PLAN OF DISTRIBUTION
 
This offering is self-underwritten. Neither we nor the selling stockholders have employed an underwriter for the sale of Common Stock by the selling stockholders. We will bear all expenses in connection with the preparation of this prospectus. The selling stockholders will bear all expenses associated with the sale of their Common Stock. There can be no assurance that the selling stockholders will sell any or all of the shares of Common Stock offered by them under this prospectus or otherwise.

At the time a selling stockholder makes an offer to sell shares, to the extent required by the Securities Act of 1933, as amended, a prospectus will be delivered. If a supplemental prospectus is required, one will be delivered setting forth the number of shares being offered and the terms of the offering.

The selling stockholders may offer their shares of Common Stock directly or through pledgees, donees, transferees or other successors in interest in one or more of the following transactions:
 
·  
ordinary brokerage transactions in which the broker-dealer solicits purchasers;
 
·  
block trades in which the broker-dealer will attempt to sell the shares as agent but may position and resell a portion of the block as principal to facilitate the transaction;
 
·  
purchases by a broker-dealer as principal and resale by the broker-dealer for its account;
 
·  
an exchange distribution in accordance with the rules of the applicable exchange;
 
·  
privately negotiated transactions;
 
·  
broker-dealers may agree with the selling stockholders to sell a specified number of such shares at a stipulated price per share;
 
·  
a combination of any such methods of sale; and
 
·  
any other method permitted pursuant to applicable law.
 
The selling stockholders may offer their shares of Common Stock at any of the following prices:
 
·  
fixed prices that may be changed;
 
·  
market prices prevailing at the time of sale;
 
·  
prices related to such prevailing market prices; and
 
·  
at negotiated prices.
 
The selling stockholders may effect transactions by selling shares to or through broker-dealers, and all such broker-dealers may receive compensation in the form of discounts, concessions, or commissions from the selling stockholders and/or the purchasers of shares of Common Stock for whom such broker-dealers may act as agents or to whom they sell as principals, or both (which compensation as to a particular broker-dealer might be in excess of customary commissions).
 
16

Any broker-dealer acquiring Common Stock from the selling stockholders may sell the shares either directly, in its normal market-making activities, through or to other brokers on a principal or agency basis or to its customers. Any such sales may be at prices then prevailing on the OTC Bulletin Board or at prices related to such prevailing market prices or at negotiated prices to its customers or a combination of such methods. The selling stockholders and any broker-dealers that act in connection with the sale of the Common Stock hereunder might be deemed to be “underwriters” within the meaning of Section 2(11) of the Securities Act; any commission received by them and any profit on the resale of shares as principal might be deemed to be underwriting discounts and commissions under the Securities Act. Any such commissions, as well as other expenses incurred by the selling stockholders and applicable transfer taxes, are payable by the selling stockholders.

◆ **Prompt**:
Please carry on the plan of distribution passage above, starting right after its final sentence.

Layout region records
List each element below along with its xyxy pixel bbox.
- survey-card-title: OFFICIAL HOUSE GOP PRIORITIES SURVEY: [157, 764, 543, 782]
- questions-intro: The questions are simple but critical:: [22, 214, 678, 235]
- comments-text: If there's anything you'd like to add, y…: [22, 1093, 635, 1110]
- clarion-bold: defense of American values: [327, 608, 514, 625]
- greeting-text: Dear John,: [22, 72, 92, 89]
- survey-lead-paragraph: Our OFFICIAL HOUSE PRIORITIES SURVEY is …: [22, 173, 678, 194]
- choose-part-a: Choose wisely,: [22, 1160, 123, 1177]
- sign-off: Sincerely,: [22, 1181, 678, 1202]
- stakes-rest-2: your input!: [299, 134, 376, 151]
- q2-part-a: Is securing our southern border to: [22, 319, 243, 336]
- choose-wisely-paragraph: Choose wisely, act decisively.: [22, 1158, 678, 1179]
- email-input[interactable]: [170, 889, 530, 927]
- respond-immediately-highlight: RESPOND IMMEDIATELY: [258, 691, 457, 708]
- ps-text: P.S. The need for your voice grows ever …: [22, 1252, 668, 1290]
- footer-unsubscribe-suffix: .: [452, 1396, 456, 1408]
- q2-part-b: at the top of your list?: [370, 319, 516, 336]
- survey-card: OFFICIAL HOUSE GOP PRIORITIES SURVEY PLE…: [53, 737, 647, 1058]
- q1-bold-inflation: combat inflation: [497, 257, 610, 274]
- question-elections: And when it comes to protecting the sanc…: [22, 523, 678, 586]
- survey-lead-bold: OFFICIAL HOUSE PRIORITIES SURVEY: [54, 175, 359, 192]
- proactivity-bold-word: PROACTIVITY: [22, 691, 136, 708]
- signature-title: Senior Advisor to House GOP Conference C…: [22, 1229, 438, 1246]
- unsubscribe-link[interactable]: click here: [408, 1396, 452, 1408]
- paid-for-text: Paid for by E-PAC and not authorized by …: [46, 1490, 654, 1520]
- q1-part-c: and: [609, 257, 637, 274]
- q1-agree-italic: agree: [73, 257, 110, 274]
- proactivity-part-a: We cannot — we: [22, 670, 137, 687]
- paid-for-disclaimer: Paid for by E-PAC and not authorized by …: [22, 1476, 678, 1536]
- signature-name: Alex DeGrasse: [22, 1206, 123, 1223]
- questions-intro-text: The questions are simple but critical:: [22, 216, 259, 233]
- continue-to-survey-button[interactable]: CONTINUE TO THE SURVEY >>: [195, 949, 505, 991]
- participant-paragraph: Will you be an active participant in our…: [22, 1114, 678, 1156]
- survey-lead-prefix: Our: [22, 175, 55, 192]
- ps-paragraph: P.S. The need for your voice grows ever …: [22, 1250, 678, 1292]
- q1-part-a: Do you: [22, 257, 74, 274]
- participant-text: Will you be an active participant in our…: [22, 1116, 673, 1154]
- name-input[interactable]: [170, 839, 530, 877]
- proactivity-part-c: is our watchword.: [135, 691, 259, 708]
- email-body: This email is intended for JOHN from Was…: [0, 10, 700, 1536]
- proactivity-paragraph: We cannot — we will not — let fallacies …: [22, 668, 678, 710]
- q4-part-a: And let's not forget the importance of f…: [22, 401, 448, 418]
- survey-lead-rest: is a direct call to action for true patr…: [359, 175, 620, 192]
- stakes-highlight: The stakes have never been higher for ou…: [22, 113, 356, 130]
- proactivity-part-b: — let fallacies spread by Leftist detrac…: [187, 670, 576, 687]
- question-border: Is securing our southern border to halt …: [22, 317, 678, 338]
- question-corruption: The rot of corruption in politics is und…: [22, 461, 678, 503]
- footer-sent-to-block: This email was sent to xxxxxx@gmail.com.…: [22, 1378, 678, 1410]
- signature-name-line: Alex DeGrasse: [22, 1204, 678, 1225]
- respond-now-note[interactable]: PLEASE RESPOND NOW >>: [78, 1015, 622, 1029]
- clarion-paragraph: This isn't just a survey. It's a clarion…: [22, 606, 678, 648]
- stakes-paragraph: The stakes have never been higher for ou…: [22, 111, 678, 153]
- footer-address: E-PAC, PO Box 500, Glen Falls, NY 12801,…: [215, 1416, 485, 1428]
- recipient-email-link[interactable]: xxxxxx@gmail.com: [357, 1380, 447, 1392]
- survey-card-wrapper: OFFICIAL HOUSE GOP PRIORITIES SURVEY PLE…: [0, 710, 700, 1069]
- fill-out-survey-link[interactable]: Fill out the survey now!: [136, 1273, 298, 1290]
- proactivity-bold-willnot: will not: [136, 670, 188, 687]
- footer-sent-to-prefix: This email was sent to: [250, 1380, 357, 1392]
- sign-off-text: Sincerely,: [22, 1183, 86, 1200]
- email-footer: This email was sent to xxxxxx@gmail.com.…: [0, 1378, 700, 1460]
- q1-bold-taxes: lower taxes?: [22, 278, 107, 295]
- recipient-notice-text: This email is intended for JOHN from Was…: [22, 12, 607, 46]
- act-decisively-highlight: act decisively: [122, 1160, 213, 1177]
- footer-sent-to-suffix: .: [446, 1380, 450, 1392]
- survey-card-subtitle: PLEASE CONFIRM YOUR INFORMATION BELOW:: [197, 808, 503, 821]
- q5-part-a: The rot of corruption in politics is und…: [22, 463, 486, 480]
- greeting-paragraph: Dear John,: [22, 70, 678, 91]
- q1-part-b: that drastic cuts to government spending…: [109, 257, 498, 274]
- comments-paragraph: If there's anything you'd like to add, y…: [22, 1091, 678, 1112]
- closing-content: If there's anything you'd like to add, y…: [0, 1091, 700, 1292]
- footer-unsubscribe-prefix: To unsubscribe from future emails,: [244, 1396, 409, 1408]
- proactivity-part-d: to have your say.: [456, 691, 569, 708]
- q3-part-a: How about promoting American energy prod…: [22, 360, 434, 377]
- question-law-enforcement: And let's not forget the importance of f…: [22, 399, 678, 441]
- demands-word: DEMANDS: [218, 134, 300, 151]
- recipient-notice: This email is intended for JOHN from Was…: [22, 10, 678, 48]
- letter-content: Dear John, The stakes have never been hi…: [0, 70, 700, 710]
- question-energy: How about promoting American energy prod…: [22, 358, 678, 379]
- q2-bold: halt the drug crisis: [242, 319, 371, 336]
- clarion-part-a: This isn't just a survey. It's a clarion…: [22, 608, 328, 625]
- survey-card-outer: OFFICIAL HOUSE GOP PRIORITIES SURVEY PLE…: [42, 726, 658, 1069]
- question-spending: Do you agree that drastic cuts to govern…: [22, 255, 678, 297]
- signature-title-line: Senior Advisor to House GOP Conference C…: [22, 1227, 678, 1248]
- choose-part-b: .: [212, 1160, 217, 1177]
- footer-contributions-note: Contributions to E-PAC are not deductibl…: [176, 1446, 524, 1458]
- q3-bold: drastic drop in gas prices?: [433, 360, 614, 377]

◆ **Expected output**:
 
The selling stockholders reserve the right to accept, and together with any agent of the selling stockholder, to reject in whole or in part any proposed purchase of the shares of Common Stock. The selling stockholders will pay any sales commissions or other seller’s compensation applicable to such transactions.
 
Since we do not satisfy the registrant requirements for use of Form S-3 at the time of filing this prospectus, the Rule 144(e) volume limitations shall be applicable to the amount of securities to be reoffered or resold by means of this reoffer prospectus by each person, and any other person with whom he or she is acting in concert for purposes of selling securities of the Company. The volume limitations in Rule 144(e) provide for the sale within any three-month period a number of shares that does not exceed the greater of: (i) 1% of the number of shares of Common Stock then outstanding (which currently equals 197,765 as of the date of this prospectus) or (ii) the average weekly trading volume during the four prior calendar weeks.
 
We have not registered or qualified offers and sales of shares of the Common Stock under the laws of any country other than the United States. To comply with certain states’ securities laws, if applicable, the selling stockholders will offer and sell their shares of Common Stock in such jurisdictions only through registered or licensed brokers or dealers. In addition, in certain states the selling stockholders may not offer or sell shares of Common Stock unless we have registered or qualified such shares for sale in such states or we have complied with an available exemption from registration or qualification.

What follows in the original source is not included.